## start RECORDS FOR PROCESSING

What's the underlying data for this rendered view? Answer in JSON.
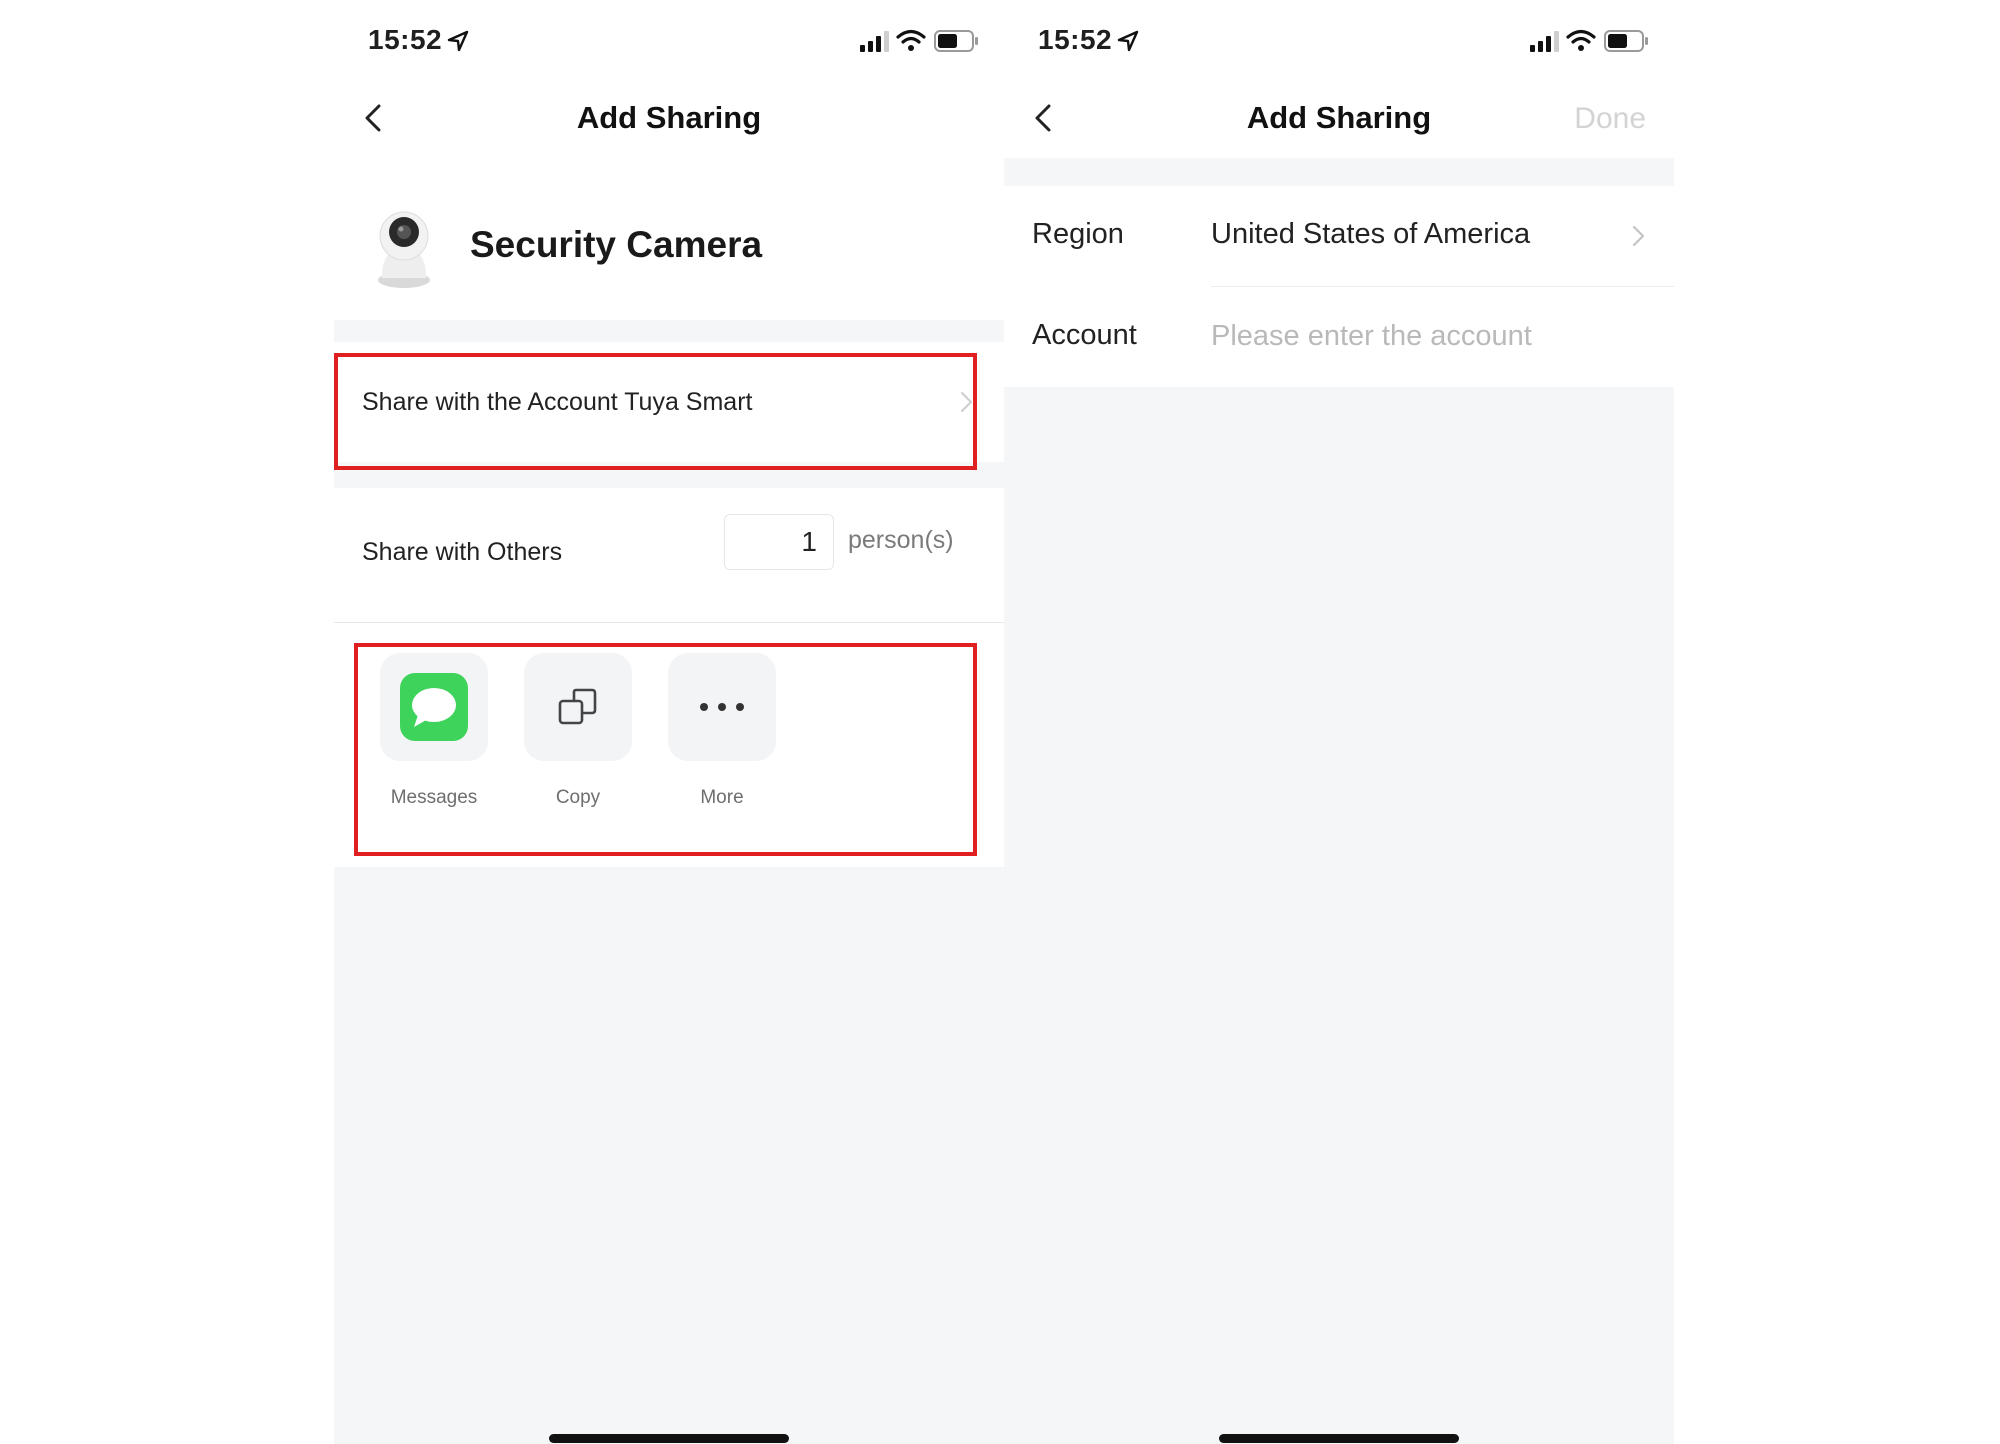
{
  "left_screen": {
    "status": {
      "time": "15:52"
    },
    "nav": {
      "title": "Add Sharing"
    },
    "device": {
      "name": "Security Camera"
    },
    "share_account": {
      "label": "Share with the Account Tuya Smart"
    },
    "share_others": {
      "label": "Share with Others",
      "count": "1",
      "unit": "person(s)"
    },
    "share_options": [
      {
        "label": "Messages",
        "icon": "messages-icon"
      },
      {
        "label": "Copy",
        "icon": "copy-icon"
      },
      {
        "label": "More",
        "icon": "more-icon"
      }
    ]
  },
  "right_screen": {
    "status": {
      "time": "15:52"
    },
    "nav": {
      "title": "Add Sharing",
      "done_label": "Done"
    },
    "region": {
      "label": "Region",
      "value": "United States of America"
    },
    "account": {
      "label": "Account",
      "placeholder": "Please enter the account",
      "value": ""
    }
  },
  "colors": {
    "highlight": "#e02020",
    "messages_green": "#3ed35a",
    "page_gray": "#f5f6f8",
    "done_disabled": "#d3d3d3"
  }
}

## end RECORDS FOR PROCESSING

■ YOUR INSTRUCTIONS
Which lines above hold the word "value"? Copy each of them.

■ FINAL RESULT
      "value": "United States of America"
      "value": ""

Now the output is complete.